DO THIS: Reproduce each line bearing the word "Remove".

RECORD LIST:
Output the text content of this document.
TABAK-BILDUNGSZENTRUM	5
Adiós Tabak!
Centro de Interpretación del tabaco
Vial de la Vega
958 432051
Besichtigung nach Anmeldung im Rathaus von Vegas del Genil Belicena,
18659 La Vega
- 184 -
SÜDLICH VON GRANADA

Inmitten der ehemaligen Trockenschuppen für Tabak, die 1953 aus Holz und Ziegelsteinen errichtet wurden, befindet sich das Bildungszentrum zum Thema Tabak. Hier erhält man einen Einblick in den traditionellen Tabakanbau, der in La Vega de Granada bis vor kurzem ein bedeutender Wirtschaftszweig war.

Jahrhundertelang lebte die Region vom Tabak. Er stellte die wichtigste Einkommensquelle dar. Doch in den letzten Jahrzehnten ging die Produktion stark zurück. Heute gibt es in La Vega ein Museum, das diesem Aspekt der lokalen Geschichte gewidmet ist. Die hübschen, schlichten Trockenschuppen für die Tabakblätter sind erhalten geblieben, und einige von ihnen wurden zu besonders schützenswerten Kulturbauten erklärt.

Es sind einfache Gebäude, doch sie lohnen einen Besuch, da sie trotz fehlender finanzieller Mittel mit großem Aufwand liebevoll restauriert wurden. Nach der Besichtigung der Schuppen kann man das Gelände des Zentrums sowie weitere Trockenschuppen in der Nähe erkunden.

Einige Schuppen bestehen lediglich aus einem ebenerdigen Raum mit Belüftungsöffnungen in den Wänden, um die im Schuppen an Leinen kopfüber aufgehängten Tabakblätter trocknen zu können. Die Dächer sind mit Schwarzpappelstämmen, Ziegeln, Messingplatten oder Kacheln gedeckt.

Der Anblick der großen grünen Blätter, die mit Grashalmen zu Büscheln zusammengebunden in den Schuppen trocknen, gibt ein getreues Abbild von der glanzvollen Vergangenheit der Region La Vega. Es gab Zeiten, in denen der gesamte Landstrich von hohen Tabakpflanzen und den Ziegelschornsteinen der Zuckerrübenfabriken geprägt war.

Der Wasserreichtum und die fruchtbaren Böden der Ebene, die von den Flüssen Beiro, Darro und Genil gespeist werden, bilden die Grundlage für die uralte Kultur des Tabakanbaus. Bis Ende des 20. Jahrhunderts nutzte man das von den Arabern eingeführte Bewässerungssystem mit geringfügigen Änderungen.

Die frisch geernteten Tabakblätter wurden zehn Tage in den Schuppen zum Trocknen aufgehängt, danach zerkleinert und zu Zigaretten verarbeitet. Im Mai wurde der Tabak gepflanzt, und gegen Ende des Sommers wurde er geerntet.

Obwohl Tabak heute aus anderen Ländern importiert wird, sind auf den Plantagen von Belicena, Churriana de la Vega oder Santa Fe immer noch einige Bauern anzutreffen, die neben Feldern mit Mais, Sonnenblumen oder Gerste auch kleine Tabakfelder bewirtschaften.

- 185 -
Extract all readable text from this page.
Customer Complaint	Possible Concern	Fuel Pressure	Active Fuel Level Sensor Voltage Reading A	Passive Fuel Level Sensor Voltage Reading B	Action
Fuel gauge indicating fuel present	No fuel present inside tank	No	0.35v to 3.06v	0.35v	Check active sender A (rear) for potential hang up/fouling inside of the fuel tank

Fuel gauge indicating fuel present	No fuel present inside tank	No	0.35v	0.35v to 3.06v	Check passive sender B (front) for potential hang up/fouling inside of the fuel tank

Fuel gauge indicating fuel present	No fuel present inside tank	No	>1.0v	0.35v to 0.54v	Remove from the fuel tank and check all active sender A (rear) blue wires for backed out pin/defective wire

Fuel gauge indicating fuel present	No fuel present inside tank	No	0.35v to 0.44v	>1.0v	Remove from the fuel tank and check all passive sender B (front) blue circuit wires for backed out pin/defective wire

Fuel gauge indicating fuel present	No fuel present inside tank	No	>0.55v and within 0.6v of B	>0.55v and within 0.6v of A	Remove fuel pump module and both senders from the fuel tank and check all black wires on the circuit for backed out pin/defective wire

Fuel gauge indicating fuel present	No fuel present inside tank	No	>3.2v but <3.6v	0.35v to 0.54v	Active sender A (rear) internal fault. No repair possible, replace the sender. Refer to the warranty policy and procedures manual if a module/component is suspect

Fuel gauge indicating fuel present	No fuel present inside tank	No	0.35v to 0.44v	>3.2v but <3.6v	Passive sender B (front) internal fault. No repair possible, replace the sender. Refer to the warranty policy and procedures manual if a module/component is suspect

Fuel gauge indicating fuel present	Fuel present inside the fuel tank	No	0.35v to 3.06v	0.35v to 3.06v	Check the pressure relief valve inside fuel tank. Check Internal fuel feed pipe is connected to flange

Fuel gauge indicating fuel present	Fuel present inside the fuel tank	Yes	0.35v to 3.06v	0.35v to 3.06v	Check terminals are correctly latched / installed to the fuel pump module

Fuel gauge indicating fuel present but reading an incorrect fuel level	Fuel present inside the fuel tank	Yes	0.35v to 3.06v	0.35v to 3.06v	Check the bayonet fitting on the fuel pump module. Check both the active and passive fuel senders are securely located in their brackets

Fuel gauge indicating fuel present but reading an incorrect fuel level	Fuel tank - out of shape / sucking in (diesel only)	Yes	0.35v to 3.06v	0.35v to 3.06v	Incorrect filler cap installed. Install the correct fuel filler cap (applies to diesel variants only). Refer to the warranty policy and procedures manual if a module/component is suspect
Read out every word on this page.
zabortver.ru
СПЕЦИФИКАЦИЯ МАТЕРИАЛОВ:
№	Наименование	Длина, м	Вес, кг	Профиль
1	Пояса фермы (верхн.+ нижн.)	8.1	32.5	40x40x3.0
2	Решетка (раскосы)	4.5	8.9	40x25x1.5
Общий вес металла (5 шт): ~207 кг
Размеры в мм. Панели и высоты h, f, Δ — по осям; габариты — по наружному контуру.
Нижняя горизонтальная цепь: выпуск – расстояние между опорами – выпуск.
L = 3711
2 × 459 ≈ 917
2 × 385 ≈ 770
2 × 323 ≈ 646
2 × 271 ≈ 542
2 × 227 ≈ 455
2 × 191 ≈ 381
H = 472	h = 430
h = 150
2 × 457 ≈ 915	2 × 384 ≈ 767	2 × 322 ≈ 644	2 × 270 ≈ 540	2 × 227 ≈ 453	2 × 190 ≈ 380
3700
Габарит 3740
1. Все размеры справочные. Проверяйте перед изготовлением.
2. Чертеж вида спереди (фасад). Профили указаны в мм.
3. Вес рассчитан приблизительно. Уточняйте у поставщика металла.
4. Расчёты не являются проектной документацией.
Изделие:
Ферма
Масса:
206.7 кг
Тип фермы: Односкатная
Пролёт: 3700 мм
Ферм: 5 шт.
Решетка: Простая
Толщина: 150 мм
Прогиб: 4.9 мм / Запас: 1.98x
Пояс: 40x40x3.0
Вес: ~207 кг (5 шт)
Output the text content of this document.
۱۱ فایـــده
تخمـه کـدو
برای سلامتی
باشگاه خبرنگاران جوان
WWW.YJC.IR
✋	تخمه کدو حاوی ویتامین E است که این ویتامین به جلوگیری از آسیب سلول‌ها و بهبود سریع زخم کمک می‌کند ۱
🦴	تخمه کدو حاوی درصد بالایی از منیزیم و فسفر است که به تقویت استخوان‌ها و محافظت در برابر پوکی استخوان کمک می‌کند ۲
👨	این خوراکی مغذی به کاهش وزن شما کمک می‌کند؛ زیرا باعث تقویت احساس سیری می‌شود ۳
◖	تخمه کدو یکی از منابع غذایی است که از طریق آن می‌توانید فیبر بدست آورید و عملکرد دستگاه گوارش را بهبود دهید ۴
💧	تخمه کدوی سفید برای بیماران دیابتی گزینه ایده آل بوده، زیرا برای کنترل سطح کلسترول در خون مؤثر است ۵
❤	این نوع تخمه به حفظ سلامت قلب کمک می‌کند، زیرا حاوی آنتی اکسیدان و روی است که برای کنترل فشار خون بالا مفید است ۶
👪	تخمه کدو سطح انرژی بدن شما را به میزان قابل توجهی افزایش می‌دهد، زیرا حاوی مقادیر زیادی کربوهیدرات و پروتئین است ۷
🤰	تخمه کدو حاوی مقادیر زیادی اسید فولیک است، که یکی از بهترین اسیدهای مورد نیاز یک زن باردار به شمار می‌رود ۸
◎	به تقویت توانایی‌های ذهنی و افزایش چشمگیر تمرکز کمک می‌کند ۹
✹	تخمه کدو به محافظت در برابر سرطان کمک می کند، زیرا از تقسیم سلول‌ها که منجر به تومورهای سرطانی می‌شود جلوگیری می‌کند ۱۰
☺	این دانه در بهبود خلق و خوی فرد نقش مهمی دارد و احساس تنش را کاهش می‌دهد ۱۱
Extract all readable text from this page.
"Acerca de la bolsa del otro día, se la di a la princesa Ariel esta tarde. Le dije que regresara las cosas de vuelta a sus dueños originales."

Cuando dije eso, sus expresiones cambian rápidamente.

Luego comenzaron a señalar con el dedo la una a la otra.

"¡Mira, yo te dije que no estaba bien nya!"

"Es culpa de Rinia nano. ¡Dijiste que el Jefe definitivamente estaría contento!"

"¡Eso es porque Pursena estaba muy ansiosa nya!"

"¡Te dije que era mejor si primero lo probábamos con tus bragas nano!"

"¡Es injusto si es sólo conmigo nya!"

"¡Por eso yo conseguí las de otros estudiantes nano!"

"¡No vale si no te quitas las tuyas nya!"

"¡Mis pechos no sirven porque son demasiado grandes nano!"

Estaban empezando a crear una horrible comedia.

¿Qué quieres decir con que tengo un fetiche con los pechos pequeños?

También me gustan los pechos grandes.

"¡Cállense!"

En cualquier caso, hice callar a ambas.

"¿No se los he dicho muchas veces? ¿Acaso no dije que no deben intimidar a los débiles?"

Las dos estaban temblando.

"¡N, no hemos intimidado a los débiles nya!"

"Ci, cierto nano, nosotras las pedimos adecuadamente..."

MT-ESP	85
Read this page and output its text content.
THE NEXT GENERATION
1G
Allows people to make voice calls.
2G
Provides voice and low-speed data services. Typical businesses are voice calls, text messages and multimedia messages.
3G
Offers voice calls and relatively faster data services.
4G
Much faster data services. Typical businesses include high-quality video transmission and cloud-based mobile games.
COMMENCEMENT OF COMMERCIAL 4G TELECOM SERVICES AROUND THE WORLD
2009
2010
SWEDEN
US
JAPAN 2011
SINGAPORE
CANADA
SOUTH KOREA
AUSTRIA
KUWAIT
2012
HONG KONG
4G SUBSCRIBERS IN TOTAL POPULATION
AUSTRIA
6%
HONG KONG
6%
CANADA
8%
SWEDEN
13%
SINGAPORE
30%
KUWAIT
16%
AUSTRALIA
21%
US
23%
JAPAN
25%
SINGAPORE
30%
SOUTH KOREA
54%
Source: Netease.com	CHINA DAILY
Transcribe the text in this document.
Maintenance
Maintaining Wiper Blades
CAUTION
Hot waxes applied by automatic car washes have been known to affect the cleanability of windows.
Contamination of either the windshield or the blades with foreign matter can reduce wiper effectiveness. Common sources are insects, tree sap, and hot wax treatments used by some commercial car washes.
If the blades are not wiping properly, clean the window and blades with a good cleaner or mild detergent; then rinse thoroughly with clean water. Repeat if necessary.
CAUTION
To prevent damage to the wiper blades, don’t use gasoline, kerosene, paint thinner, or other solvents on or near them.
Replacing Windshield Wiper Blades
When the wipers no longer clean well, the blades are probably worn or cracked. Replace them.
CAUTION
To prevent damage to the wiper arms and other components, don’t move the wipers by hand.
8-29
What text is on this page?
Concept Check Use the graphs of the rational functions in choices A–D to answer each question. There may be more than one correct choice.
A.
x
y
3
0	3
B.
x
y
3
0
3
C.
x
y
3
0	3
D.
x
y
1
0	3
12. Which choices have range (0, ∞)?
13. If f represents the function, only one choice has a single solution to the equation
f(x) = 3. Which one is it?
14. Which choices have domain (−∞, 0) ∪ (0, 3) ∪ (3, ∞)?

EXERCISE RESULT:
Fuel gauge indicating fuel present	No fuel present inside tank	No	>1.0v	0.35v to 0.54v	Remove from the fuel tank and check all active sender A (rear) blue wires for backed out pin/defective wire
Fuel gauge indicating fuel present	No fuel present inside tank	No	0.35v to 0.44v	>1.0v	Remove from the fuel tank and check all passive sender B (front) blue circuit wires for backed out pin/defective wire
Fuel gauge indicating fuel present	No fuel present inside tank	No	>0.55v and within 0.6v of B	>0.55v and within 0.6v of A	Remove fuel pump module and both senders from the fuel tank and check all black wires on the circuit for backed out pin/defective wire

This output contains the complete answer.